╭─ Record extracts
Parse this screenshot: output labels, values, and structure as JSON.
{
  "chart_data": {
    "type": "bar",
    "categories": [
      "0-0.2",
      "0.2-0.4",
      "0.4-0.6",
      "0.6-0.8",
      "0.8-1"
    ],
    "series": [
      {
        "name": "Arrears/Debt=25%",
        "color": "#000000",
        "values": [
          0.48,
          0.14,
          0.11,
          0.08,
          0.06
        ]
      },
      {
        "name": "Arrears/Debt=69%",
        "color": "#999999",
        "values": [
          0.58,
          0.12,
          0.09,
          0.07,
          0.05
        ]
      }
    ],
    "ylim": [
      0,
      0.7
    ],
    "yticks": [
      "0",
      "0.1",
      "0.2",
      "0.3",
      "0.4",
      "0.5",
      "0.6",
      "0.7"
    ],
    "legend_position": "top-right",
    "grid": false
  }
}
╰─
__Problem details__:
Read the data above. Pull out each line in which the string "Debt" appears.

__Full solution__:
        "name": "Arrears/Debt=25%",
        "name": "Arrears/Debt=69%",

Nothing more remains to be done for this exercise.